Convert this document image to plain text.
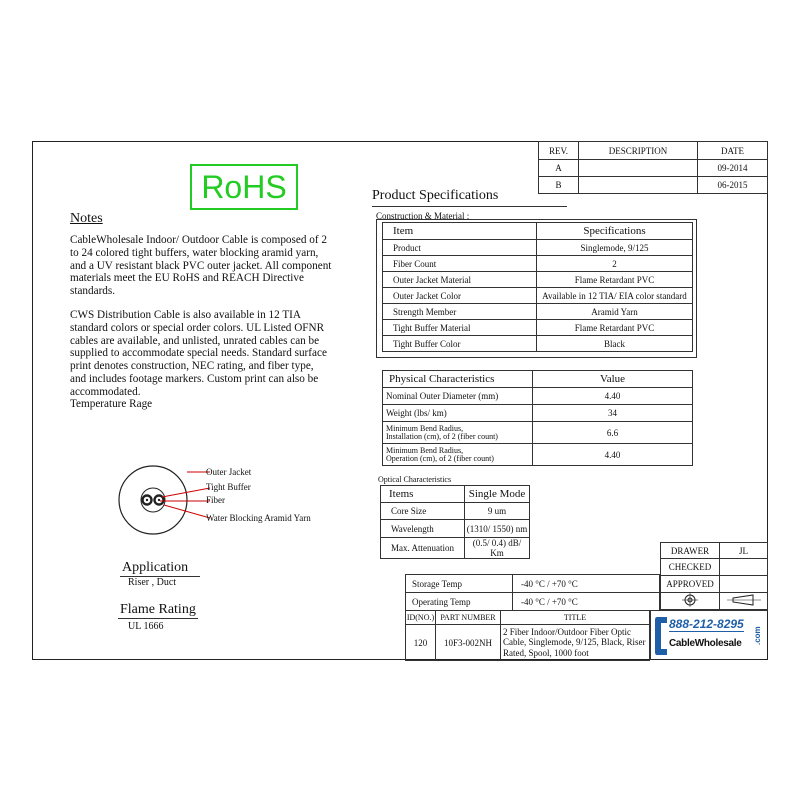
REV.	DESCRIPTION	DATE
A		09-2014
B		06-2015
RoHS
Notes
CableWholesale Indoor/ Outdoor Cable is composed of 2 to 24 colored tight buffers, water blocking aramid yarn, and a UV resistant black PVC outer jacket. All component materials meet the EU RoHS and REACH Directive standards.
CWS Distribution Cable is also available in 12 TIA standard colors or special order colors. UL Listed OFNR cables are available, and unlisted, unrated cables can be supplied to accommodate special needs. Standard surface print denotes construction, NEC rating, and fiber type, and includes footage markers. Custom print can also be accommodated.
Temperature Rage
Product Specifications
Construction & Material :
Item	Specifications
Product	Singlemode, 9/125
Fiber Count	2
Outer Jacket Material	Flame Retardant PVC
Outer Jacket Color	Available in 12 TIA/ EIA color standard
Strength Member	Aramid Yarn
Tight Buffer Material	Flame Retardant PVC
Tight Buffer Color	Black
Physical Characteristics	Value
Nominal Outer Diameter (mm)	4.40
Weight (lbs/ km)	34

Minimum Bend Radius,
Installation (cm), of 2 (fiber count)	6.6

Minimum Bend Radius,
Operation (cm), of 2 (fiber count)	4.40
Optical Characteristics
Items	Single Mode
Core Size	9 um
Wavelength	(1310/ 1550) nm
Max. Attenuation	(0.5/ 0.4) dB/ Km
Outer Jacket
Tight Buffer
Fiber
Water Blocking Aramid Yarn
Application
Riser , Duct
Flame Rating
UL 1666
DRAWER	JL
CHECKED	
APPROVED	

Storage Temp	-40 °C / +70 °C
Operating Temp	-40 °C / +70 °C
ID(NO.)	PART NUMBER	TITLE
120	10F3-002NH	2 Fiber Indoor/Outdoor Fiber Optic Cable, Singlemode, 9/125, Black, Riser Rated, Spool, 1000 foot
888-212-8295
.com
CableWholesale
◆ ◆ ◆ ◆
▸ **Work instructions**
Gather all the lines that include the word "RoHS" and copy them out.

▸ **Written reply**
RoHS
CableWholesale Indoor/ Outdoor Cable is composed of 2 to 24 colored tight buffers, water blocking aramid yarn, and a UV resistant black PVC outer jacket. All component materials meet the EU RoHS and REACH Directive standards.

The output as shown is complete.